--- BEGIN Records shown ---
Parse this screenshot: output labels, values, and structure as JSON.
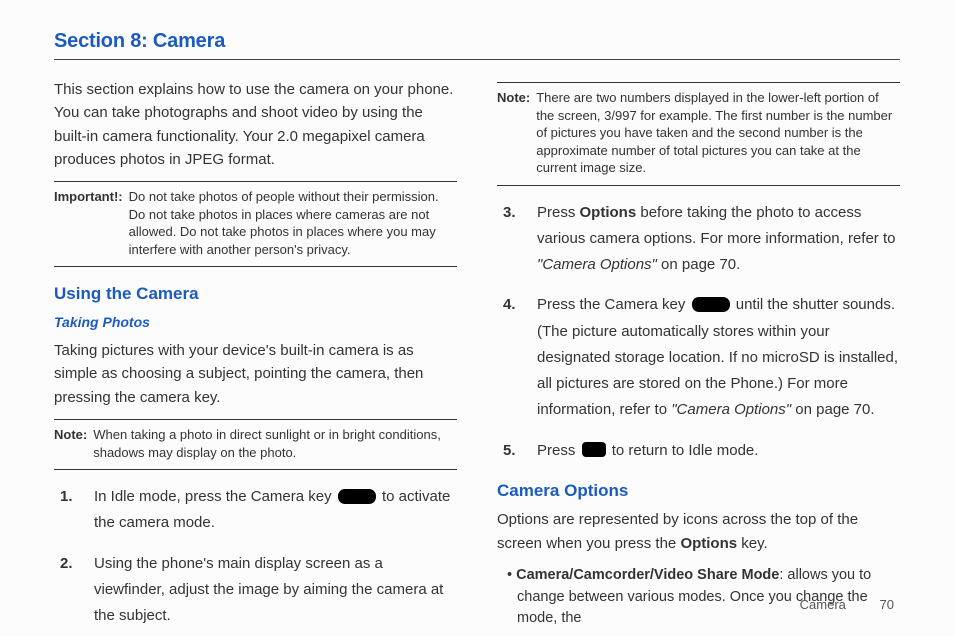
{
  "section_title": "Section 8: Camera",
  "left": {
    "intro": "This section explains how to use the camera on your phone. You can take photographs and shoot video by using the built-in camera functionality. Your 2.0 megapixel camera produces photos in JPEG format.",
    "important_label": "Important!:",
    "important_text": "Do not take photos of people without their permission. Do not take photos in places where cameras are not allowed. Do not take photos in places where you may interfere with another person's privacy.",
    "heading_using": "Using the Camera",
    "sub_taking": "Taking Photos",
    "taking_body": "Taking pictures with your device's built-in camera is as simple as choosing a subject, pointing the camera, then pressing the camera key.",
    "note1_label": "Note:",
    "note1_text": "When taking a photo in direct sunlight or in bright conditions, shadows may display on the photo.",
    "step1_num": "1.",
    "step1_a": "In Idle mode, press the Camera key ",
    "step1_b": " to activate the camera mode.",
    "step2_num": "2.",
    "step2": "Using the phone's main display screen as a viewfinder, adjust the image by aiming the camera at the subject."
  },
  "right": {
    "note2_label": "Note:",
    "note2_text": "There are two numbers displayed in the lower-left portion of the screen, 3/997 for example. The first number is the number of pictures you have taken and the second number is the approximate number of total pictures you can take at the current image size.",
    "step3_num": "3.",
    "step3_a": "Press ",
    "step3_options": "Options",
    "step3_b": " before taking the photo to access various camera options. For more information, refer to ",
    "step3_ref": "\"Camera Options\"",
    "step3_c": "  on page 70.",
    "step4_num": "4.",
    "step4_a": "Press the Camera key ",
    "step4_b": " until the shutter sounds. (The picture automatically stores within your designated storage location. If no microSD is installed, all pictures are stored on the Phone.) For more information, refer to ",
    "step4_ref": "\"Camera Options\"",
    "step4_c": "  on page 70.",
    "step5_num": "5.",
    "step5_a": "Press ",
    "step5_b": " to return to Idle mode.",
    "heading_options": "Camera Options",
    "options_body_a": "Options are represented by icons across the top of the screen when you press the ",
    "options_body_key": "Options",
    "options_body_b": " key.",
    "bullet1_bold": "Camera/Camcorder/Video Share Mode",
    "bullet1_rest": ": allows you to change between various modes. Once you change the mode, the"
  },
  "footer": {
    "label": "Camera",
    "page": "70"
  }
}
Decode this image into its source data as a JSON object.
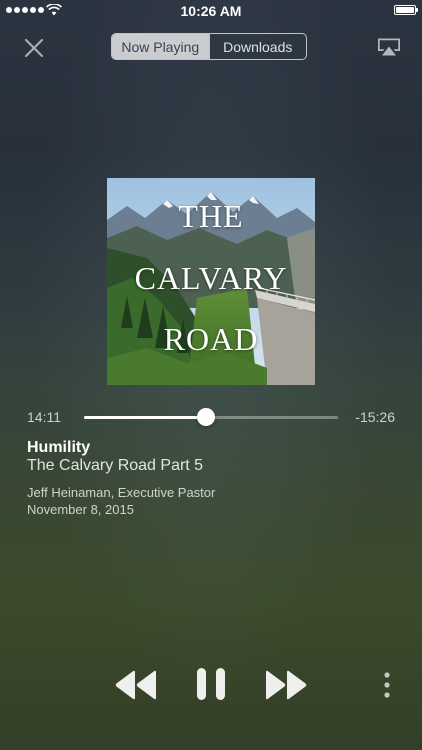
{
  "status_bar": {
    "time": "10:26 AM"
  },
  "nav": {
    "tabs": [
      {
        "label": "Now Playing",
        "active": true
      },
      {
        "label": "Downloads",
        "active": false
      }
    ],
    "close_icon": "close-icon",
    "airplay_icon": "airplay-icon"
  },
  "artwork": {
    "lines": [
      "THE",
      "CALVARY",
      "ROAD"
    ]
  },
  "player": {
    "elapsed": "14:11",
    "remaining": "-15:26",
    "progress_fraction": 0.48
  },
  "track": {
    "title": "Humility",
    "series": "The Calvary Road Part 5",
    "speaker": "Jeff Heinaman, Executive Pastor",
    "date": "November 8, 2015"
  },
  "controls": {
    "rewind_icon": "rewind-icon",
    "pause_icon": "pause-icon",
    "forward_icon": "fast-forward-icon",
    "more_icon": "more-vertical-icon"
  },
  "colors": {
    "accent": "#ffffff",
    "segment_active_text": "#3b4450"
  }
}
--- END Records shown ---
--- BEGIN Records shown ---
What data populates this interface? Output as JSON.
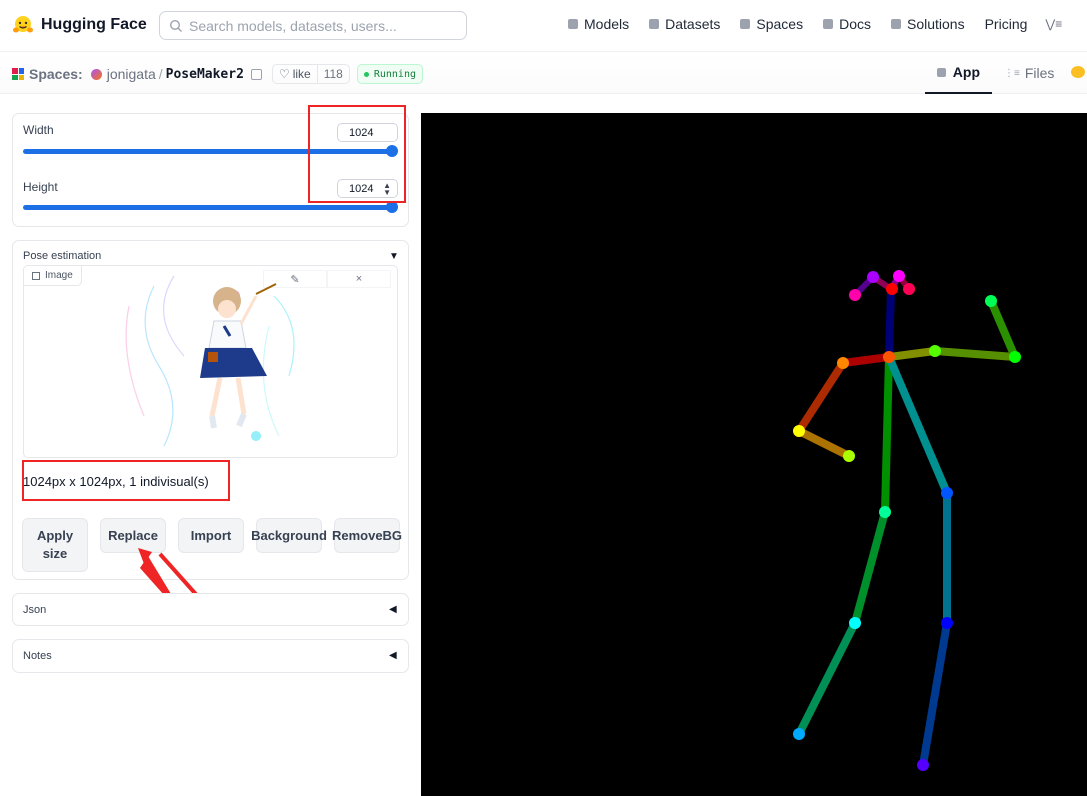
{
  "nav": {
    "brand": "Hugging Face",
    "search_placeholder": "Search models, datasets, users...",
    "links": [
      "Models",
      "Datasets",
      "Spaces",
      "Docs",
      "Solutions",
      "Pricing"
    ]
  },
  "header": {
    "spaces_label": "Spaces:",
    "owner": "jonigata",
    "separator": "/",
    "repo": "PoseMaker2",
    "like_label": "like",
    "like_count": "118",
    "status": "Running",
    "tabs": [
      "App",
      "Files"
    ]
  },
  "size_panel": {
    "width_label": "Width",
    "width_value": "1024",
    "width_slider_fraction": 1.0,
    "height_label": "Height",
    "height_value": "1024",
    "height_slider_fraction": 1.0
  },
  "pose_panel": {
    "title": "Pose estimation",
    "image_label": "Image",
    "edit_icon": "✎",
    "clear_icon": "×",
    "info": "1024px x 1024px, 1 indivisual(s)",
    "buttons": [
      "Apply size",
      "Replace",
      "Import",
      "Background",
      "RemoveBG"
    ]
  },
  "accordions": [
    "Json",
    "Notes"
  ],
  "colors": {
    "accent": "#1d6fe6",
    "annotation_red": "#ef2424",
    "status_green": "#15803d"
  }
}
--- END Records shown ---
--- BEGIN Records shown ---
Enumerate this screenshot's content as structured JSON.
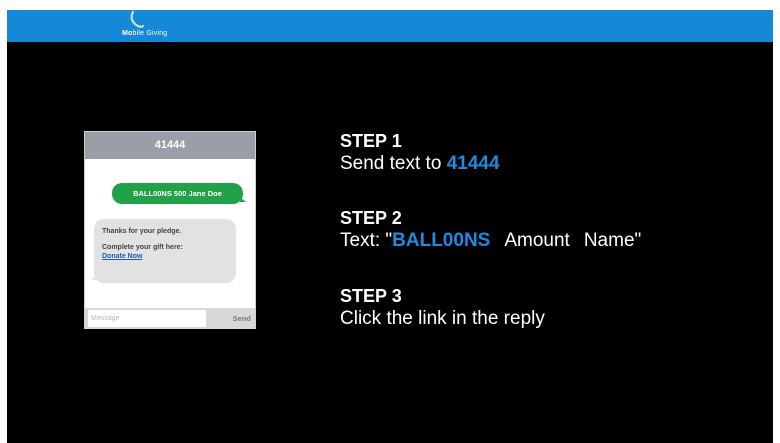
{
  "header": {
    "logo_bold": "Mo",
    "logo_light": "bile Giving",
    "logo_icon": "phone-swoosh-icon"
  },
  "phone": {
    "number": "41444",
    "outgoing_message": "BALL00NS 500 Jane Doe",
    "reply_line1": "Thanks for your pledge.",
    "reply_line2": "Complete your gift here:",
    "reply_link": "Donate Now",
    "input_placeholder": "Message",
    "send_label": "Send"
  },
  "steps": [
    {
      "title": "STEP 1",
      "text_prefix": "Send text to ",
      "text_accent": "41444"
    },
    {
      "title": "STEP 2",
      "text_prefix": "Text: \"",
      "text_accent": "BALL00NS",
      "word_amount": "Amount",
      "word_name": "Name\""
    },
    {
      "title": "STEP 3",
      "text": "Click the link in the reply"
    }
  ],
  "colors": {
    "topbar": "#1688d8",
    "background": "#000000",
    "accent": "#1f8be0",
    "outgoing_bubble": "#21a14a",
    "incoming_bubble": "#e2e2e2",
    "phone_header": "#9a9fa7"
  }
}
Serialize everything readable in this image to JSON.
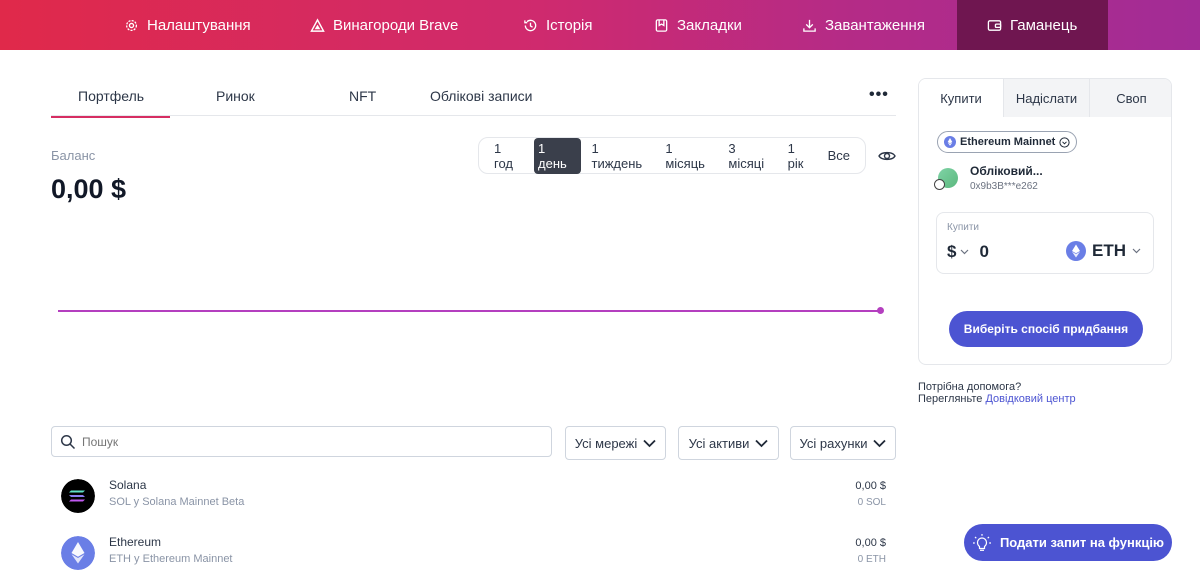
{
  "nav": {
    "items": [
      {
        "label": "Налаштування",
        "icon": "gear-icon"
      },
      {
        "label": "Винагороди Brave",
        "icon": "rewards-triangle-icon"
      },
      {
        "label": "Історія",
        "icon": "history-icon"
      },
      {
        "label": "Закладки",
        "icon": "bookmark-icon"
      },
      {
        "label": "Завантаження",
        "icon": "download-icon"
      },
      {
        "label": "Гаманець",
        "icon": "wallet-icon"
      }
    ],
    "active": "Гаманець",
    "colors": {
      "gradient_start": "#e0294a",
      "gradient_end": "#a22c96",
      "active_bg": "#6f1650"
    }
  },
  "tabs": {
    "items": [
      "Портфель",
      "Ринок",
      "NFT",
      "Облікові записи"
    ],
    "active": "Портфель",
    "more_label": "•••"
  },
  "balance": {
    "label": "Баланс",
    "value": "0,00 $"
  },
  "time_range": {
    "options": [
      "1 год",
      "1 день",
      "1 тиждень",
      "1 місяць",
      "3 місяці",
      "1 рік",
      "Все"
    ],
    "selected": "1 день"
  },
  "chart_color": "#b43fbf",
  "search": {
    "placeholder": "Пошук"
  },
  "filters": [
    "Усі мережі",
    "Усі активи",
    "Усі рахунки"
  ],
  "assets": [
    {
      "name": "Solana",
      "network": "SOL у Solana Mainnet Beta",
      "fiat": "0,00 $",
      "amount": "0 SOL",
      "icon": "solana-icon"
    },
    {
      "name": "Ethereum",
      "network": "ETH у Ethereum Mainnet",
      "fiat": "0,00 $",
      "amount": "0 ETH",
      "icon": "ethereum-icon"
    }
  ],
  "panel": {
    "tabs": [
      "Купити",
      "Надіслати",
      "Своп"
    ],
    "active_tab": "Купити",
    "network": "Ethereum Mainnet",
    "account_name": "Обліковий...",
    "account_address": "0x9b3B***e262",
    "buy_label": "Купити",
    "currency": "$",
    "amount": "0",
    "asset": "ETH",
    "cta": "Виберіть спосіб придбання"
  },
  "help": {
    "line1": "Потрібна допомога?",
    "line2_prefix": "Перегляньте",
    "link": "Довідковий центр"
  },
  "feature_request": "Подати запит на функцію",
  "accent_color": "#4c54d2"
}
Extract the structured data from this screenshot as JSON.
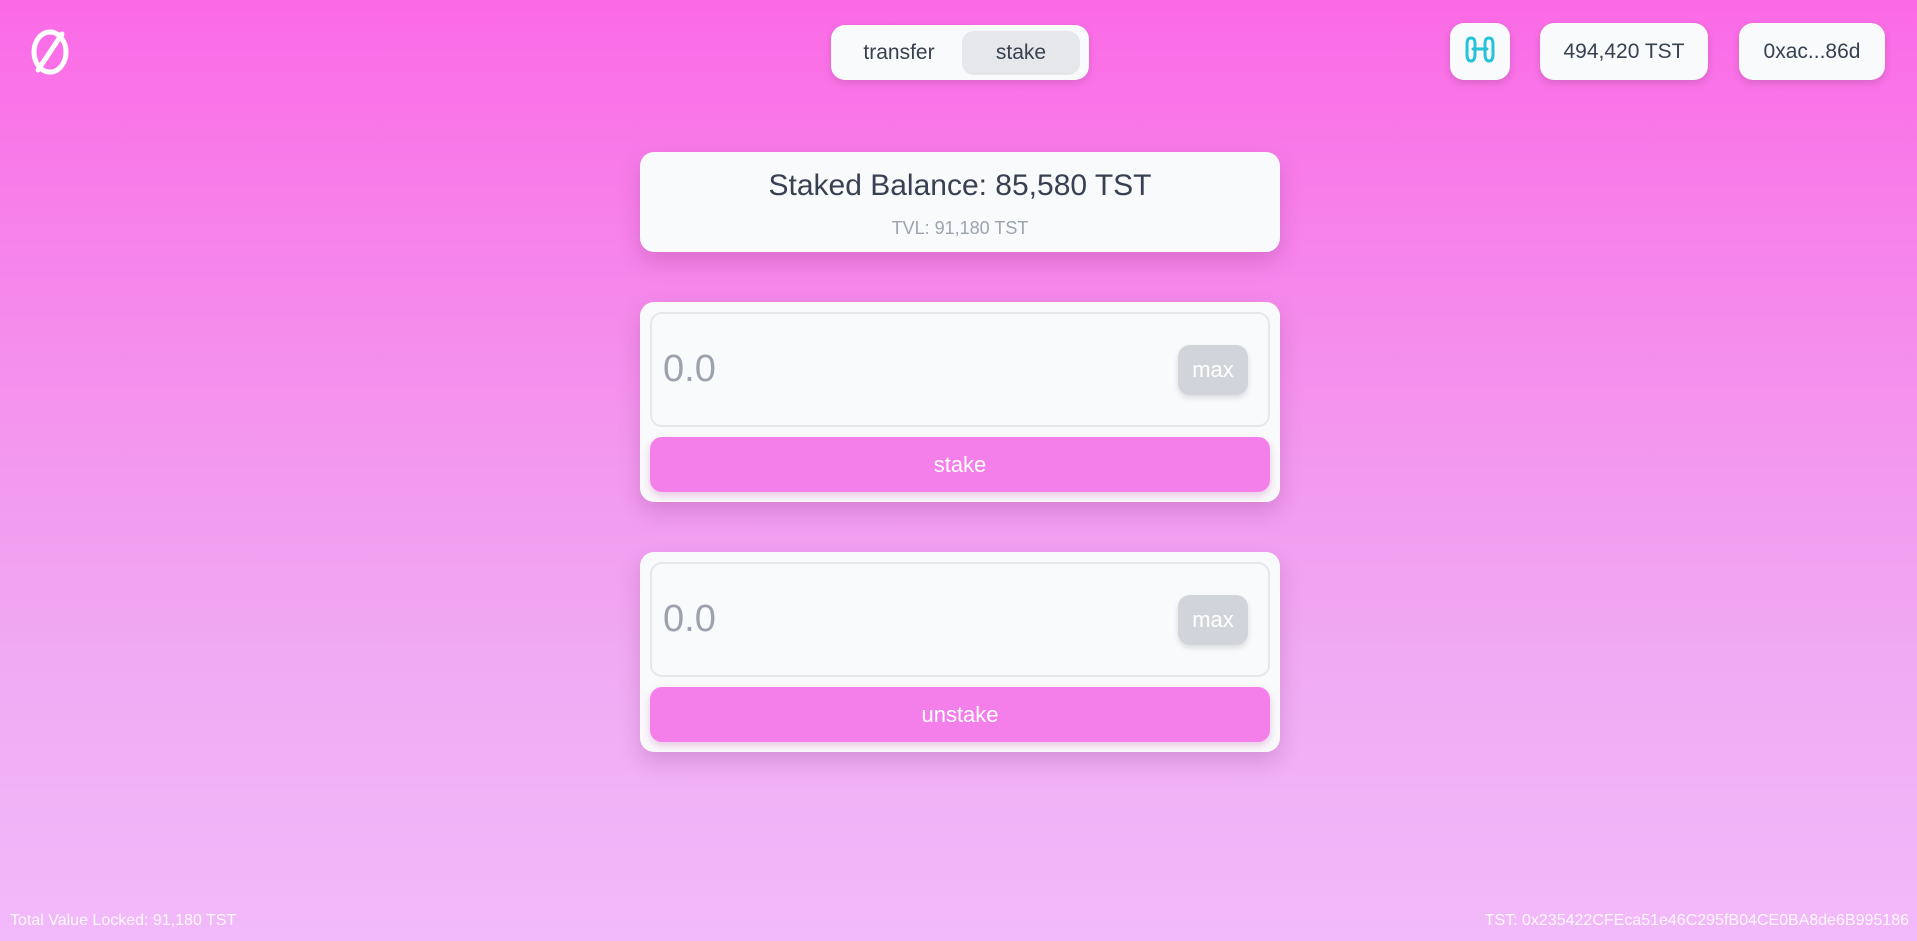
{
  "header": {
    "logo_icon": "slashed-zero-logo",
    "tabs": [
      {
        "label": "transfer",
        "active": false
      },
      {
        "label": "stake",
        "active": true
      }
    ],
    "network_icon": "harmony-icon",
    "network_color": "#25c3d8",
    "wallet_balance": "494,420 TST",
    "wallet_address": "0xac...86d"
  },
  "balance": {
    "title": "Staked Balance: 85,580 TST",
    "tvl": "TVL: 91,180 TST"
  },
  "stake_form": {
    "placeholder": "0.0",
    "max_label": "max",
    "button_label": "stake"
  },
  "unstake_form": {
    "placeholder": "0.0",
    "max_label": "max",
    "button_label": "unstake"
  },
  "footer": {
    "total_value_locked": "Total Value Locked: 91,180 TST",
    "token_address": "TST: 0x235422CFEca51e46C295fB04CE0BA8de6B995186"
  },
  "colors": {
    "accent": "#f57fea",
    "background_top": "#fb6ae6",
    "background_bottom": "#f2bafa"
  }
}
--- END Records shown ---
▶ [Aim of the exercise]: Every line of the listing that holds "left" should be found and copied.

▶ [Output of the task]:
  "left": {
    "note2_text": "There are two numbers displayed in the lower-left portion of the screen, 3/997 for example. The first number is the number of pictures you have taken and the second number is the approximate number of total pictures you can take at the current image size.",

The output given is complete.